### [Supplied entries]
______________________________

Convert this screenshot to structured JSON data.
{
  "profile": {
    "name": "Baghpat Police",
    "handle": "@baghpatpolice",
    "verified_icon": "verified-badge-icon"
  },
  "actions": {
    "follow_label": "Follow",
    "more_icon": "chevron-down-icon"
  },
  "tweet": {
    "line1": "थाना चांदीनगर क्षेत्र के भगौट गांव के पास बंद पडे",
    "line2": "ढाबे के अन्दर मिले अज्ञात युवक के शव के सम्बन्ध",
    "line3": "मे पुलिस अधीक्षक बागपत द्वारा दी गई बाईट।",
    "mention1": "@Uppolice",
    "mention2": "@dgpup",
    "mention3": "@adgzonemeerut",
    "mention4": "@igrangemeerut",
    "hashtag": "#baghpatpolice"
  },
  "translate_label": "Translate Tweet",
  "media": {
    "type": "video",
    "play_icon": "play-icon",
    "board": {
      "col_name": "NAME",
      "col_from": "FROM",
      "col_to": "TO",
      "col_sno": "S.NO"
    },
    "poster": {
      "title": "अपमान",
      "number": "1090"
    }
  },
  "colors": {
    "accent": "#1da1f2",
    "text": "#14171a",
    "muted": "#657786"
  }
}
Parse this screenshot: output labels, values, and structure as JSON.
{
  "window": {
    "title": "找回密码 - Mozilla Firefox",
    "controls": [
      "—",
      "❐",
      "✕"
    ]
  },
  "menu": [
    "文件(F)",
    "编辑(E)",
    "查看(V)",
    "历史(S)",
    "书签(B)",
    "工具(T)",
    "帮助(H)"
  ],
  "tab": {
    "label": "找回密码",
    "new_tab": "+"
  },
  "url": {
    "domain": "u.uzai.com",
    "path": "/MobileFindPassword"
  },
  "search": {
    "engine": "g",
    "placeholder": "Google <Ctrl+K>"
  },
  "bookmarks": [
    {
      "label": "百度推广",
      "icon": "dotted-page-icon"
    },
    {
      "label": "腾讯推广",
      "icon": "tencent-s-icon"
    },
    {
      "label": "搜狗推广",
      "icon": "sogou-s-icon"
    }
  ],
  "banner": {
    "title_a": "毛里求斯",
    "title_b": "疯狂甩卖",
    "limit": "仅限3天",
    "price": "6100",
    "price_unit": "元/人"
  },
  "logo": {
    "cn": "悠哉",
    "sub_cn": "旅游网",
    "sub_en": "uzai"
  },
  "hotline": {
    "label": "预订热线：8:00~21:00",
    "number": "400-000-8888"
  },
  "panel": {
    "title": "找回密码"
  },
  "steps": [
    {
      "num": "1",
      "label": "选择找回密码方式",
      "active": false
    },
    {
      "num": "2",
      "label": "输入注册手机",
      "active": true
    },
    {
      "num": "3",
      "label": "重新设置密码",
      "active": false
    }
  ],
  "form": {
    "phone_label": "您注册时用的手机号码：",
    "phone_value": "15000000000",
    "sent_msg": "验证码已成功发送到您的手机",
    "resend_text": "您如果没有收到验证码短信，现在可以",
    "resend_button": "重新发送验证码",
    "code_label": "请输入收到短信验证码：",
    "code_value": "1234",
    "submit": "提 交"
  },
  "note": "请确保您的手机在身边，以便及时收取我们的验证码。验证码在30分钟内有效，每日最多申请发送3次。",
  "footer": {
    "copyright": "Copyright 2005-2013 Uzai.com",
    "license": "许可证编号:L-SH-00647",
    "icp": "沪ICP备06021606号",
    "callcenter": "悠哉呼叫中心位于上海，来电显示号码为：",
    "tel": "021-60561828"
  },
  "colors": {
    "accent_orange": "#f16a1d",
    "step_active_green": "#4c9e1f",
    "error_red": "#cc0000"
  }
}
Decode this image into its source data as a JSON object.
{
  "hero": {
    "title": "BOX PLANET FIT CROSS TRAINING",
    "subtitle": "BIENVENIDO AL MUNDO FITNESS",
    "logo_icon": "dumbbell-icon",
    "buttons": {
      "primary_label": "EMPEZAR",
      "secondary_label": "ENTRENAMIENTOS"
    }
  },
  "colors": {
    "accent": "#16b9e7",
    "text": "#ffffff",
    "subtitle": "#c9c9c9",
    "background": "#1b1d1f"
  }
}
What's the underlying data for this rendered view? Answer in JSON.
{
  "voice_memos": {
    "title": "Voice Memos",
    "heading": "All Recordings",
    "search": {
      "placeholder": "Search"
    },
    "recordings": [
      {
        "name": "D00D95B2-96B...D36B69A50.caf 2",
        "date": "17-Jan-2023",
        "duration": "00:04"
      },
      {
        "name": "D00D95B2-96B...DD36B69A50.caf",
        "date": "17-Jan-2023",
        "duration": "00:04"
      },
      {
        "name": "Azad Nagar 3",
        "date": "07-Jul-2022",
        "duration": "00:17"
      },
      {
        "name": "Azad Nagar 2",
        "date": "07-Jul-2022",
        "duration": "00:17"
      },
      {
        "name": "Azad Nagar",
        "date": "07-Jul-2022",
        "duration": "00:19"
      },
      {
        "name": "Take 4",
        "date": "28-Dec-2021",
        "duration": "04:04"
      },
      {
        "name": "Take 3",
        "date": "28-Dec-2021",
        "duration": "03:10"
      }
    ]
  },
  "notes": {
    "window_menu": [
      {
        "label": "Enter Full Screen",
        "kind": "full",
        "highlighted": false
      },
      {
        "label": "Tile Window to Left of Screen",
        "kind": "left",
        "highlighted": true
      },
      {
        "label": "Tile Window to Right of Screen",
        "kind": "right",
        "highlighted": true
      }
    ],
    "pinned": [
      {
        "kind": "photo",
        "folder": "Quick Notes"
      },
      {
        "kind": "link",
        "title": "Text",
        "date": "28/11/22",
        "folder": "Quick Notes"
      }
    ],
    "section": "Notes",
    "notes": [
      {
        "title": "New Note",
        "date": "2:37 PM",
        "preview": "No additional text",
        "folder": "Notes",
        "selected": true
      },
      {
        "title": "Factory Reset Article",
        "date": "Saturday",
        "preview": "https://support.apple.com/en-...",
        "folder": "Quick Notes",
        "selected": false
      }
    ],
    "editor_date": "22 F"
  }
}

______________________________

### [Exercise requirements]
Copy out every line holding the string "JSON".

### [Expected output]
Convert this screenshot to structured JSON data.
Parse this screenshot: output labels, values, and structure as JSON.
Decode this image into its source data as a JSON object.
What's the underlying data for this rendered view? Answer in JSON.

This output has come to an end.